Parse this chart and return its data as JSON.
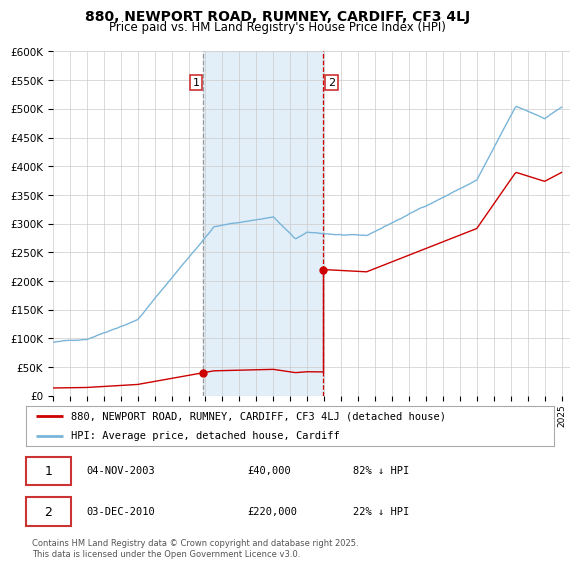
{
  "title": "880, NEWPORT ROAD, RUMNEY, CARDIFF, CF3 4LJ",
  "subtitle": "Price paid vs. HM Land Registry's House Price Index (HPI)",
  "title_fontsize": 10,
  "subtitle_fontsize": 8.5,
  "background_color": "#ffffff",
  "plot_bg_color": "#ffffff",
  "grid_color": "#cccccc",
  "sale1_price": 40000,
  "sale2_price": 220000,
  "sale1_year": 2003.833,
  "sale2_year": 2010.917,
  "legend1": "880, NEWPORT ROAD, RUMNEY, CARDIFF, CF3 4LJ (detached house)",
  "legend2": "HPI: Average price, detached house, Cardiff",
  "note1_date": "04-NOV-2003",
  "note1_price": "£40,000",
  "note1_hpi": "82% ↓ HPI",
  "note2_date": "03-DEC-2010",
  "note2_price": "£220,000",
  "note2_hpi": "22% ↓ HPI",
  "copyright": "Contains HM Land Registry data © Crown copyright and database right 2025.\nThis data is licensed under the Open Government Licence v3.0.",
  "hpi_color": "#7ab5d9",
  "price_color": "#cc0000",
  "shade_color": "#dbeaf7",
  "ylim": [
    0,
    600000
  ],
  "yticks": [
    0,
    50000,
    100000,
    150000,
    200000,
    250000,
    300000,
    350000,
    400000,
    450000,
    500000,
    550000,
    600000
  ],
  "xlim_start": 1995,
  "xlim_end": 2025.5
}
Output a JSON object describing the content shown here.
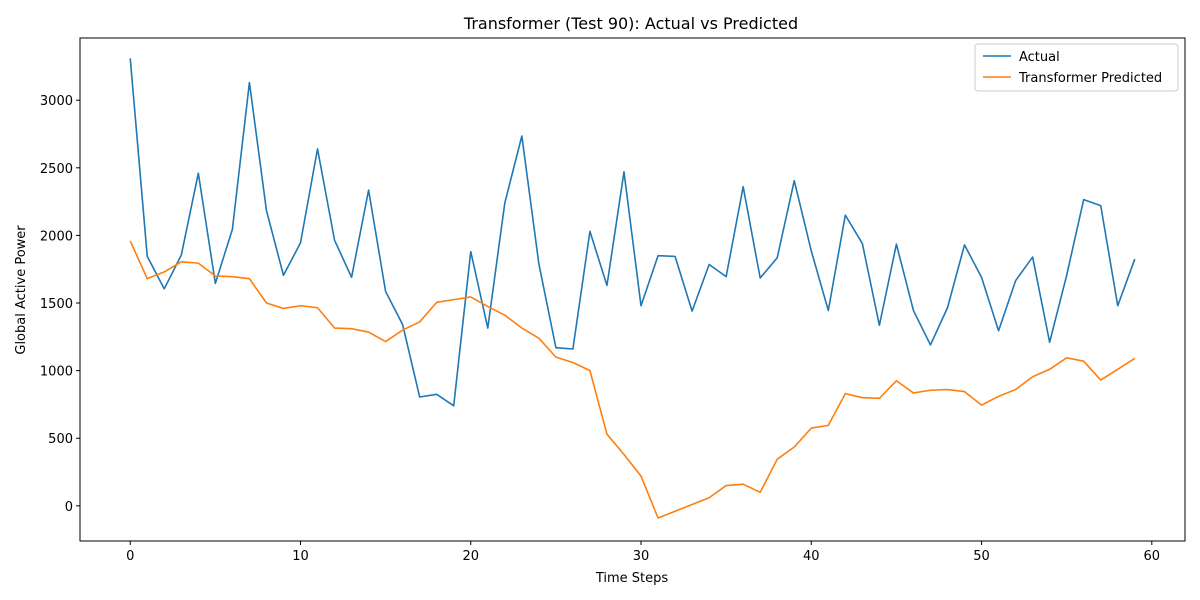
{
  "chart_data": {
    "type": "line",
    "title": "Transformer (Test 90): Actual vs Predicted",
    "xlabel": "Time Steps",
    "ylabel": "Global Active Power",
    "xlim": [
      -2.95,
      61.95
    ],
    "ylim": [
      -260,
      3460
    ],
    "xticks": [
      0,
      10,
      20,
      30,
      40,
      50,
      60
    ],
    "yticks": [
      0,
      500,
      1000,
      1500,
      2000,
      2500,
      3000
    ],
    "grid": false,
    "legend_position": "top-right",
    "x": [
      0,
      1,
      2,
      3,
      4,
      5,
      6,
      7,
      8,
      9,
      10,
      11,
      12,
      13,
      14,
      15,
      16,
      17,
      18,
      19,
      20,
      21,
      22,
      23,
      24,
      25,
      26,
      27,
      28,
      29,
      30,
      31,
      32,
      33,
      34,
      35,
      36,
      37,
      38,
      39,
      40,
      41,
      42,
      43,
      44,
      45,
      46,
      47,
      48,
      49,
      50,
      51,
      52,
      53,
      54,
      55,
      56,
      57,
      58,
      59
    ],
    "series": [
      {
        "name": "Actual",
        "color": "#1f77b4",
        "values": [
          3310,
          1845,
          1605,
          1855,
          2460,
          1645,
          2045,
          3130,
          2185,
          1705,
          1945,
          2640,
          1965,
          1690,
          2335,
          1585,
          1340,
          805,
          825,
          740,
          1880,
          1315,
          2240,
          2735,
          1790,
          1170,
          1160,
          2030,
          1630,
          2470,
          1480,
          1850,
          1845,
          1440,
          1785,
          1695,
          2360,
          1685,
          1835,
          2405,
          1885,
          1445,
          2150,
          1940,
          1335,
          1935,
          1445,
          1190,
          1465,
          1930,
          1690,
          1295,
          1665,
          1840,
          1210,
          1705,
          2265,
          2220,
          1480,
          1825
        ]
      },
      {
        "name": "Transformer Predicted",
        "color": "#ff7f0e",
        "values": [
          1960,
          1680,
          1730,
          1805,
          1795,
          1700,
          1695,
          1680,
          1500,
          1460,
          1480,
          1465,
          1315,
          1310,
          1285,
          1215,
          1300,
          1360,
          1505,
          1525,
          1545,
          1475,
          1410,
          1315,
          1240,
          1100,
          1060,
          1000,
          530,
          380,
          220,
          -90,
          -40,
          10,
          60,
          150,
          160,
          100,
          345,
          435,
          575,
          595,
          830,
          800,
          795,
          925,
          835,
          855,
          860,
          845,
          745,
          810,
          860,
          955,
          1010,
          1095,
          1070,
          930,
          1010,
          1090
        ]
      }
    ]
  }
}
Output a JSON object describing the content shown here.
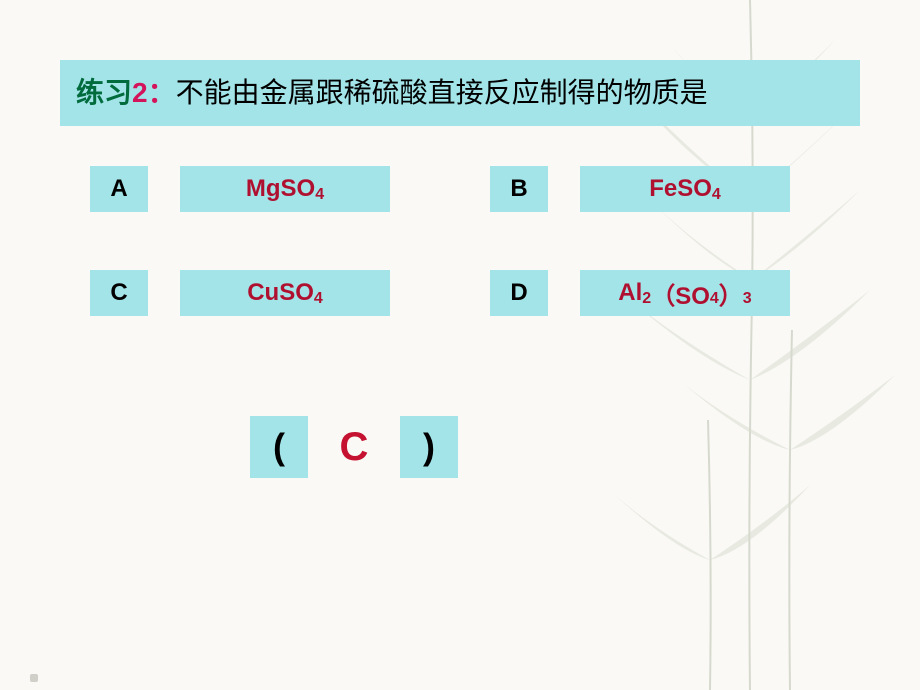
{
  "question": {
    "label_text": "练习",
    "label_num": "2：",
    "body": "不能由金属跟稀硫酸直接反应制得的物质是"
  },
  "options": {
    "a": {
      "letter": "A",
      "formula_main": "MgSO",
      "formula_sub": "4"
    },
    "b": {
      "letter": "B",
      "formula_main": "FeSO",
      "formula_sub": "4"
    },
    "c": {
      "letter": "C",
      "formula_main": "CuSO",
      "formula_sub": "4"
    },
    "d": {
      "letter": "D",
      "formula_parts": [
        "Al",
        "2",
        "（SO",
        "4",
        "）",
        "3"
      ],
      "formula_types": [
        "main",
        "sub",
        "main",
        "sub",
        "main",
        "sub"
      ]
    }
  },
  "answer": {
    "open": "(",
    "value": "C",
    "close": ")"
  },
  "colors": {
    "box_bg": "#a3e4e8",
    "formula_text": "#b01030",
    "answer_text": "#c41230",
    "label_green": "#006b3c",
    "label_pink": "#d4145a",
    "page_bg": "#faf9f5",
    "bamboo": "#8a9a7a"
  }
}
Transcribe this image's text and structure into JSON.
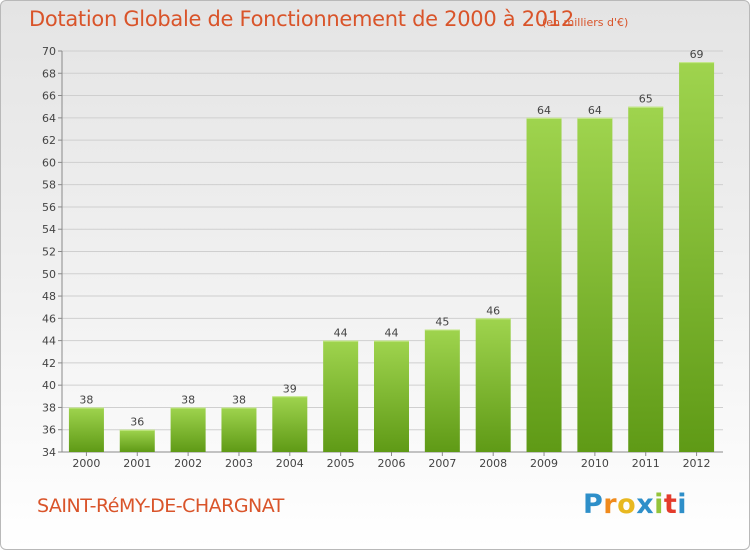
{
  "header": {
    "title": "Dotation Globale de Fonctionnement de 2000 à 2012",
    "subtitle": "(en milliers d'€)"
  },
  "footer": {
    "commune": "SAINT-RéMY-DE-CHARGNAT",
    "logo_letters": [
      "P",
      "r",
      "o",
      "x",
      "i",
      "t",
      "i"
    ],
    "logo_colors": [
      "#2e8fc9",
      "#f08a1c",
      "#e8b820",
      "#2e8fc9",
      "#94c43a",
      "#e43b2b",
      "#2e8fc9"
    ]
  },
  "chart_data": {
    "type": "bar",
    "title": "Dotation Globale de Fonctionnement de 2000 à 2012",
    "subtitle": "(en milliers d'€)",
    "categories": [
      "2000",
      "2001",
      "2002",
      "2003",
      "2004",
      "2005",
      "2006",
      "2007",
      "2008",
      "2009",
      "2010",
      "2011",
      "2012"
    ],
    "values": [
      38,
      36,
      38,
      38,
      39,
      44,
      44,
      45,
      46,
      64,
      64,
      65,
      69
    ],
    "value_labels": [
      "38",
      "36",
      "38",
      "38",
      "39",
      "44",
      "44",
      "45",
      "46",
      "64",
      "64",
      "65",
      "69"
    ],
    "ylim": [
      34,
      70
    ],
    "yticks": [
      "34",
      "36",
      "38",
      "40",
      "42",
      "44",
      "46",
      "48",
      "50",
      "52",
      "54",
      "56",
      "58",
      "60",
      "62",
      "64",
      "66",
      "68",
      "70"
    ],
    "grid": true,
    "bar_color": "#7cb832"
  }
}
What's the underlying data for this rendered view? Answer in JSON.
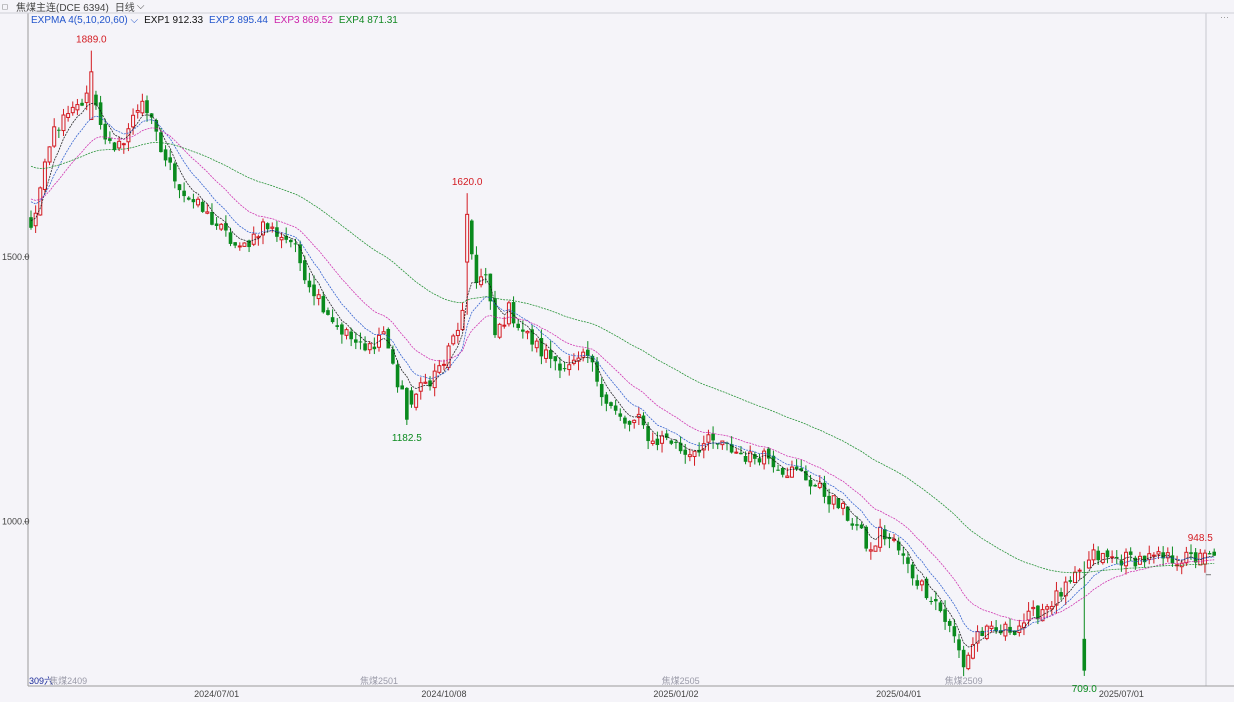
{
  "toolbar": {
    "contract": "焦煤主连(DCE 6394)",
    "period": "日线",
    "period_arrow": "⌵"
  },
  "legend": {
    "indicator": "EXPMA 4(5,10,20,60)",
    "arrow": "⌵",
    "items": [
      {
        "label": "EXP1 912.33",
        "color": "#111111"
      },
      {
        "label": "EXP2 895.44",
        "color": "#2255cc"
      },
      {
        "label": "EXP3 869.52",
        "color": "#cc22aa"
      },
      {
        "label": "EXP4 871.31",
        "color": "#118822"
      }
    ]
  },
  "colors": {
    "up": "#d31b22",
    "down": "#0a8a1e",
    "background": "#f5f4f9",
    "axis": "#888888"
  },
  "chart_data": {
    "type": "candlestick",
    "y_axis": {
      "ticks": [
        1500.0,
        1000.0
      ],
      "tick_labels": [
        "1500.0",
        "1000.0"
      ],
      "range": [
        690,
        1960
      ]
    },
    "x_axis": {
      "labels": [
        "2024/07/01",
        "2024/10/08",
        "2025/01/02",
        "2025/04/01",
        "2025/07/01"
      ],
      "label_index": [
        40,
        89,
        139,
        187,
        235
      ]
    },
    "contract_watermarks": [
      "焦煤2409",
      "焦煤2501",
      "焦煤2505",
      "焦煤2509"
    ],
    "bottom_left_label": "309六",
    "annotations": [
      {
        "label": "1889.0",
        "index": 13,
        "value": 1889.0,
        "kind": "high",
        "color": "#d31b22"
      },
      {
        "label": "1620.0",
        "index": 94,
        "value": 1620.0,
        "kind": "high",
        "color": "#d31b22"
      },
      {
        "label": "1182.5",
        "index": 81,
        "value": 1182.5,
        "kind": "low",
        "color": "#0a8a1e"
      },
      {
        "label": "709.0",
        "index": 227,
        "value": 709.0,
        "kind": "low",
        "color": "#0a8a1e"
      },
      {
        "label": "948.5",
        "index": 252,
        "value": 948.5,
        "kind": "high",
        "color": "#d31b22"
      }
    ],
    "close_path_anchors": [
      [
        0,
        1550
      ],
      [
        5,
        1740
      ],
      [
        10,
        1780
      ],
      [
        13,
        1810
      ],
      [
        16,
        1730
      ],
      [
        18,
        1690
      ],
      [
        22,
        1760
      ],
      [
        24,
        1800
      ],
      [
        28,
        1700
      ],
      [
        33,
        1620
      ],
      [
        40,
        1560
      ],
      [
        45,
        1510
      ],
      [
        50,
        1560
      ],
      [
        56,
        1530
      ],
      [
        60,
        1450
      ],
      [
        66,
        1370
      ],
      [
        72,
        1320
      ],
      [
        76,
        1360
      ],
      [
        79,
        1260
      ],
      [
        82,
        1230
      ],
      [
        86,
        1270
      ],
      [
        89,
        1300
      ],
      [
        93,
        1390
      ],
      [
        94,
        1550
      ],
      [
        96,
        1460
      ],
      [
        98,
        1460
      ],
      [
        100,
        1350
      ],
      [
        103,
        1400
      ],
      [
        106,
        1360
      ],
      [
        110,
        1320
      ],
      [
        116,
        1290
      ],
      [
        120,
        1310
      ],
      [
        124,
        1230
      ],
      [
        128,
        1180
      ],
      [
        131,
        1190
      ],
      [
        134,
        1150
      ],
      [
        137,
        1160
      ],
      [
        141,
        1130
      ],
      [
        146,
        1150
      ],
      [
        150,
        1140
      ],
      [
        155,
        1120
      ],
      [
        158,
        1130
      ],
      [
        162,
        1100
      ],
      [
        166,
        1090
      ],
      [
        170,
        1060
      ],
      [
        174,
        1030
      ],
      [
        178,
        990
      ],
      [
        181,
        940
      ],
      [
        183,
        980
      ],
      [
        186,
        960
      ],
      [
        190,
        900
      ],
      [
        195,
        850
      ],
      [
        199,
        780
      ],
      [
        201,
        730
      ],
      [
        204,
        790
      ],
      [
        208,
        790
      ],
      [
        212,
        800
      ],
      [
        217,
        830
      ],
      [
        220,
        850
      ],
      [
        224,
        880
      ],
      [
        227,
        910
      ],
      [
        229,
        935
      ],
      [
        232,
        930
      ]
    ],
    "series": [
      {
        "name": "EXP1",
        "period": 5,
        "color": "#111111",
        "last": 912.33
      },
      {
        "name": "EXP2",
        "period": 10,
        "color": "#2255cc",
        "last": 895.44
      },
      {
        "name": "EXP3",
        "period": 20,
        "color": "#cc22aa",
        "last": 869.52
      },
      {
        "name": "EXP4",
        "period": 60,
        "color": "#118822",
        "last": 871.31
      }
    ]
  }
}
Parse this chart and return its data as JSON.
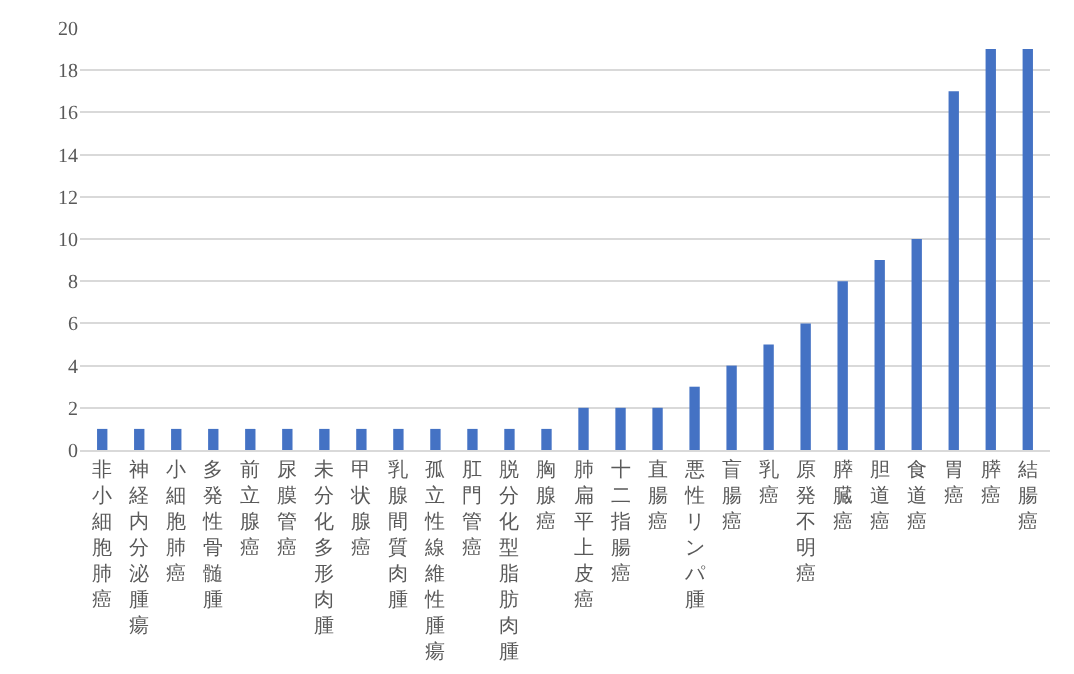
{
  "chart_data": {
    "type": "bar",
    "categories": [
      "非小細胞肺癌",
      "神経内分泌腫瘍",
      "小細胞肺癌",
      "多発性骨髄腫",
      "前立腺癌",
      "尿膜管癌",
      "未分化多形肉腫",
      "甲状腺癌",
      "乳腺間質肉腫",
      "孤立性線維性腫瘍",
      "肛門管癌",
      "脱分化型脂肪肉腫",
      "胸腺癌",
      "肺扁平上皮癌",
      "十二指腸癌",
      "直腸癌",
      "悪性リンパ腫",
      "盲腸癌",
      "乳癌",
      "原発不明癌",
      "膵臓癌",
      "胆道癌",
      "食道癌",
      "胃癌",
      "膵癌",
      "結腸癌"
    ],
    "values": [
      1,
      1,
      1,
      1,
      1,
      1,
      1,
      1,
      1,
      1,
      1,
      1,
      1,
      2,
      2,
      2,
      3,
      4,
      5,
      6,
      8,
      9,
      10,
      17,
      19,
      19
    ],
    "color": "#4472c4",
    "ylim": [
      0,
      20
    ],
    "yticks": [
      0,
      2,
      4,
      6,
      8,
      10,
      12,
      14,
      16,
      18,
      20
    ],
    "grid": "y"
  }
}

What you are asked to do
From the listing above, copy all lines holding the word "RUMNEY".

Answer below
  "title": "880, NEWPORT ROAD, RUMNEY, CARDIFF, CF3 4LJ",
  "legend1": "880, NEWPORT ROAD, RUMNEY, CARDIFF, CF3 4LJ (detached house)",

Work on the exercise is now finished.